Task brief. Omit every image, and transcribe the remaining entries exactly as given.

Stored entries.
- - - - -

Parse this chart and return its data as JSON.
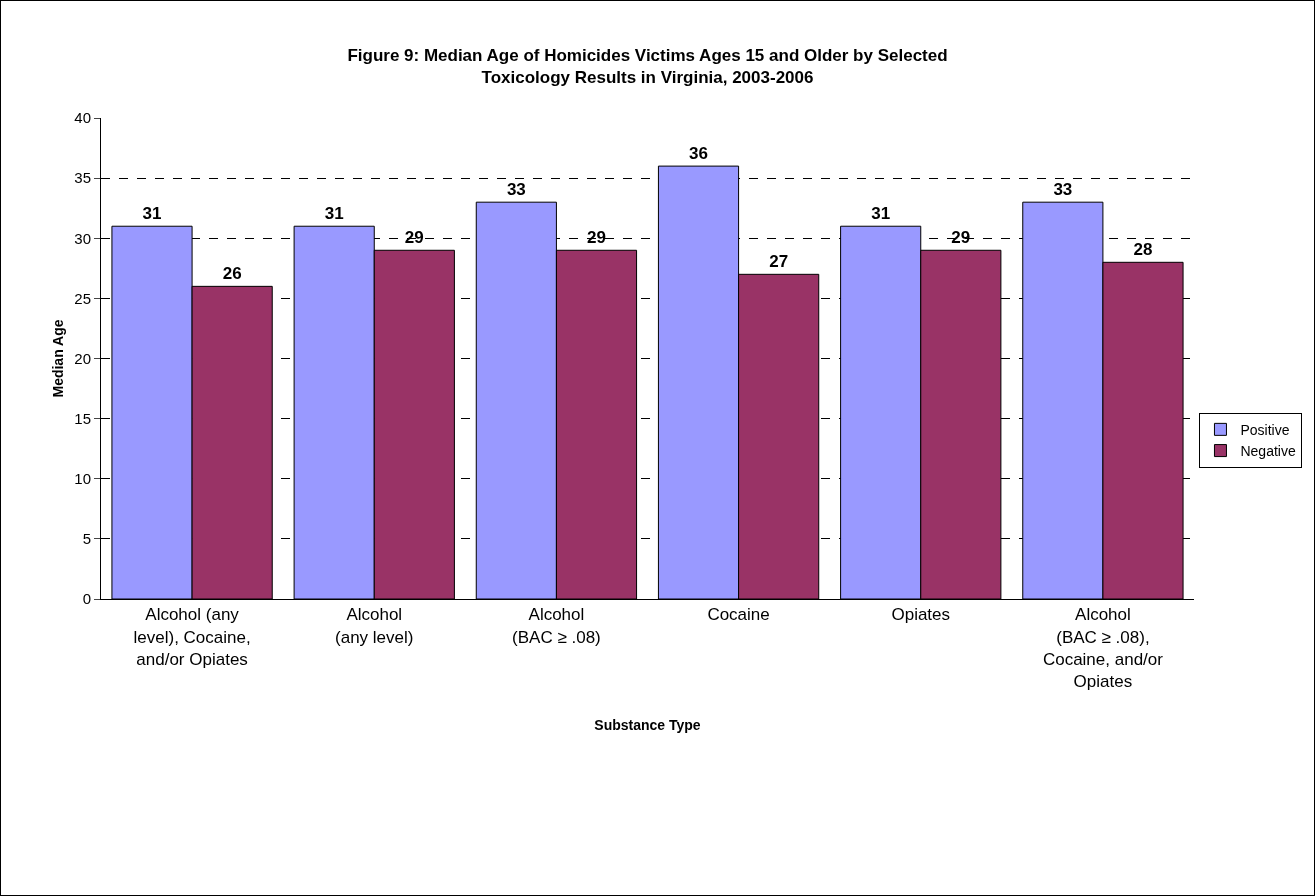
{
  "chart_data": {
    "type": "bar",
    "title": "Figure 9: Median Age of Homicides Victims Ages 15 and Older by Selected\nToxicology Results in Virginia, 2003-2006",
    "xlabel": "Substance Type",
    "ylabel": "Median Age",
    "categories": [
      "Alcohol (any\nlevel), Cocaine,\nand/or Opiates",
      "Alcohol\n(any level)",
      "Alcohol\n(BAC ≥ .08)",
      "Cocaine",
      "Opiates",
      "Alcohol\n(BAC ≥ .08),\nCocaine, and/or\nOpiates"
    ],
    "series": [
      {
        "name": "Positive",
        "color": "#9999ff",
        "values": [
          31,
          31,
          33,
          36,
          31,
          33
        ]
      },
      {
        "name": "Negative",
        "color": "#993366",
        "values": [
          26,
          29,
          29,
          27,
          29,
          28
        ]
      }
    ],
    "ylim": [
      0,
      40
    ],
    "yticks": [
      0,
      5,
      10,
      15,
      20,
      25,
      30,
      35,
      40
    ],
    "grid": "y",
    "legend": "right",
    "data_labels": true
  }
}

- - - - -

Result.
Parse this chart and return its data as JSON.
{
  "chart_data": {
    "type": "bar",
    "title": "Figure 9: Median Age of Homicides Victims Ages 15 and Older by Selected\nToxicology Results in Virginia, 2003-2006",
    "xlabel": "Substance Type",
    "ylabel": "Median Age",
    "categories": [
      "Alcohol (any\nlevel), Cocaine,\nand/or Opiates",
      "Alcohol\n(any level)",
      "Alcohol\n(BAC ≥ .08)",
      "Cocaine",
      "Opiates",
      "Alcohol\n(BAC ≥ .08),\nCocaine, and/or\nOpiates"
    ],
    "series": [
      {
        "name": "Positive",
        "color": "#9999ff",
        "values": [
          31,
          31,
          33,
          36,
          31,
          33
        ]
      },
      {
        "name": "Negative",
        "color": "#993366",
        "values": [
          26,
          29,
          29,
          27,
          29,
          28
        ]
      }
    ],
    "ylim": [
      0,
      40
    ],
    "yticks": [
      0,
      5,
      10,
      15,
      20,
      25,
      30,
      35,
      40
    ],
    "grid": "y",
    "legend": "right",
    "data_labels": true
  }
}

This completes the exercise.